Entries with figure data:
##############################
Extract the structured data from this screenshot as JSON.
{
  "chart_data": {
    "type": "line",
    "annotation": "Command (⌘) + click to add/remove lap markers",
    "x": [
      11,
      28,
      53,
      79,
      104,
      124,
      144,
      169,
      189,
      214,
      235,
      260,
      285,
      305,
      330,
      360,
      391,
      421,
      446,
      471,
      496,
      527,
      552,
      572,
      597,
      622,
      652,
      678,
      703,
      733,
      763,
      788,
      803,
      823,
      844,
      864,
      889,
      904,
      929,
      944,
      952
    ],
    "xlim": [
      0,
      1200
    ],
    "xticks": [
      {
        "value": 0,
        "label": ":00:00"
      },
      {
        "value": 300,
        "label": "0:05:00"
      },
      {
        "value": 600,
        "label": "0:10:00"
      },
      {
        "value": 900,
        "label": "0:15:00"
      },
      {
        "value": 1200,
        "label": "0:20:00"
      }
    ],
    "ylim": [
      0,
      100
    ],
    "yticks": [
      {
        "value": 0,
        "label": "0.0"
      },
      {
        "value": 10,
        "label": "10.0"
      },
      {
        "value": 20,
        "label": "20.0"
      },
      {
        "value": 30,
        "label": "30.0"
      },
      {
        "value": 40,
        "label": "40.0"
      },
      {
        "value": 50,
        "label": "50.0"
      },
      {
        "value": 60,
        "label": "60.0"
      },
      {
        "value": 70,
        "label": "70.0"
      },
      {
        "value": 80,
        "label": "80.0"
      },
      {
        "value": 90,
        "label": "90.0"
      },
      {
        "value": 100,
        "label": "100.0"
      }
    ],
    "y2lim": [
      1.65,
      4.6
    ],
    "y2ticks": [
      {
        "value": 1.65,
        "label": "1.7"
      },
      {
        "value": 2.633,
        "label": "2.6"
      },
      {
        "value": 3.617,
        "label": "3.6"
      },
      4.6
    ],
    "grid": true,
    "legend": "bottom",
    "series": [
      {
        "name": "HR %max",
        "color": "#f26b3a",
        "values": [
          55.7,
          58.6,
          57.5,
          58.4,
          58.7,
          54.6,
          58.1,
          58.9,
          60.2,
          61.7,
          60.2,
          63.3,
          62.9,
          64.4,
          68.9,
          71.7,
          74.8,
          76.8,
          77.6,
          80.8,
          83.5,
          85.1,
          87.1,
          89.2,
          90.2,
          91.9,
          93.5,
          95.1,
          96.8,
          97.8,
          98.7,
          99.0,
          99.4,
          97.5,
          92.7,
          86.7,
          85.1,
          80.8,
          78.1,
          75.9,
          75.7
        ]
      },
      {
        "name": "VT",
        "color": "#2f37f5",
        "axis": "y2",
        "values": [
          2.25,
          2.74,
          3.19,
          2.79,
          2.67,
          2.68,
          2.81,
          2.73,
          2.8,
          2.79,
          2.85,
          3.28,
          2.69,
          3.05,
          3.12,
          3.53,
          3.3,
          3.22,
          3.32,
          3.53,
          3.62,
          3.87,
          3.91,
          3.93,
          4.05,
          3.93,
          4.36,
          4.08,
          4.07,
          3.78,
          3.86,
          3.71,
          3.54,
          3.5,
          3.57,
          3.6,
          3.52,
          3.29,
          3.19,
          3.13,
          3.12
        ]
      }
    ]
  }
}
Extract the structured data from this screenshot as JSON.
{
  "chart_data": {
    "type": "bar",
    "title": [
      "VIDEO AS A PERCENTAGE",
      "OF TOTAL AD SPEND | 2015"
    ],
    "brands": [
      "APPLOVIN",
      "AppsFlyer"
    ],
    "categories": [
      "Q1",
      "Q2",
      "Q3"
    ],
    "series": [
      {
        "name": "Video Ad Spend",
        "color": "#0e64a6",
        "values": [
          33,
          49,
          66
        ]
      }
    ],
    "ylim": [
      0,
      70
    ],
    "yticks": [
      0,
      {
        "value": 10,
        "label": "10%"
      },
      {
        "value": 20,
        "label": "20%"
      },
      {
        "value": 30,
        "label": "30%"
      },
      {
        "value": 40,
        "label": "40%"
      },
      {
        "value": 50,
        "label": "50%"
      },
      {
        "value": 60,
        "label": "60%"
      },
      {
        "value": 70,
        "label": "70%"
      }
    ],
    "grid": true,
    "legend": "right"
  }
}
##############################
* [Exercise directions]:
Write out every line of the records exactly.

* [Completed exercise]:
Extract the structured data from this screenshot as JSON.
{
  "chart_data": {
    "type": "line",
    "annotation": "Command (⌘) + click to add/remove lap markers",
    "x": [
      11,
      28,
      53,
      79,
      104,
      124,
      144,
      169,
      189,
      214,
      235,
      260,
      285,
      305,
      330,
      360,
      391,
      421,
      446,
      471,
      496,
      527,
      552,
      572,
      597,
      622,
      652,
      678,
      703,
      733,
      763,
      788,
      803,
      823,
      844,
      864,
      889,
      904,
      929,
      944,
      952
    ],
    "xlim": [
      0,
      1200
    ],
    "xticks": [
      {
        "value": 0,
        "label": ":00:00"
      },
      {
        "value": 300,
        "label": "0:05:00"
      },
      {
        "value": 600,
        "label": "0:10:00"
      },
      {
        "value": 900,
        "label": "0:15:00"
      },
      {
        "value": 1200,
        "label": "0:20:00"
      }
    ],
    "ylim": [
      0,
      100
    ],
    "yticks": [
      {
        "value": 0,
        "label": "0.0"
      },
      {
        "value": 10,
        "label": "10.0"
      },
      {
        "value": 20,
        "label": "20.0"
      },
      {
        "value": 30,
        "label": "30.0"
      },
      {
        "value": 40,
        "label": "40.0"
      },
      {
        "value": 50,
        "label": "50.0"
      },
      {
        "value": 60,
        "label": "60.0"
      },
      {
        "value": 70,
        "label": "70.0"
      },
      {
        "value": 80,
        "label": "80.0"
      },
      {
        "value": 90,
        "label": "90.0"
      },
      {
        "value": 100,
        "label": "100.0"
      }
    ],
    "y2lim": [
      1.65,
      4.6
    ],
    "y2ticks": [
      {
        "value": 1.65,
        "label": "1.7"
      },
      {
        "value": 2.633,
        "label": "2.6"
      },
      {
        "value": 3.617,
        "label": "3.6"
      },
      4.6
    ],
    "grid": true,
    "legend": "bottom",
    "series": [
      {
        "name": "HR %max",
        "color": "#f26b3a",
        "values": [
          55.7,
          58.6,
          57.5,
          58.4,
          58.7,
          54.6,
          58.1,
          58.9,
          60.2,
          61.7,
          60.2,
          63.3,
          62.9,
          64.4,
          68.9,
          71.7,
          74.8,
          76.8,
          77.6,
          80.8,
          83.5,
          85.1,
          87.1,
          89.2,
          90.2,
          91.9,
          93.5,
          95.1,
          96.8,
          97.8,
          98.7,
          99.0,
          99.4,
          97.5,
          92.7,
          86.7,
          85.1,
          80.8,
          78.1,
          75.9,
          75.7
        ]
      },
      {
        "name": "VT",
        "color": "#2f37f5",
        "axis": "y2",
        "values": [
          2.25,
          2.74,
          3.19,
          2.79,
          2.67,
          2.68,
          2.81,
          2.73,
          2.8,
          2.79,
          2.85,
          3.28,
          2.69,
          3.05,
          3.12,
          3.53,
          3.3,
          3.22,
          3.32,
          3.53,
          3.62,
          3.87,
          3.91,
          3.93,
          4.05,
          3.93,
          4.36,
          4.08,
          4.07,
          3.78,
          3.86,
          3.71,
          3.54,
          3.5,
          3.57,
          3.6,
          3.52,
          3.29,
          3.19,
          3.13,
          3.12
        ]
      }
    ]
  }
}
Extract the structured data from this screenshot as JSON.
{
  "chart_data": {
    "type": "bar",
    "title": [
      "VIDEO AS A PERCENTAGE",
      "OF TOTAL AD SPEND | 2015"
    ],
    "brands": [
      "APPLOVIN",
      "AppsFlyer"
    ],
    "categories": [
      "Q1",
      "Q2",
      "Q3"
    ],
    "series": [
      {
        "name": "Video Ad Spend",
        "color": "#0e64a6",
        "values": [
          33,
          49,
          66
        ]
      }
    ],
    "ylim": [
      0,
      70
    ],
    "yticks": [
      0,
      {
        "value": 10,
        "label": "10%"
      },
      {
        "value": 20,
        "label": "20%"
      },
      {
        "value": 30,
        "label": "30%"
      },
      {
        "value": 40,
        "label": "40%"
      },
      {
        "value": 50,
        "label": "50%"
      },
      {
        "value": 60,
        "label": "60%"
      },
      {
        "value": 70,
        "label": "70%"
      }
    ],
    "grid": true,
    "legend": "right"
  }
}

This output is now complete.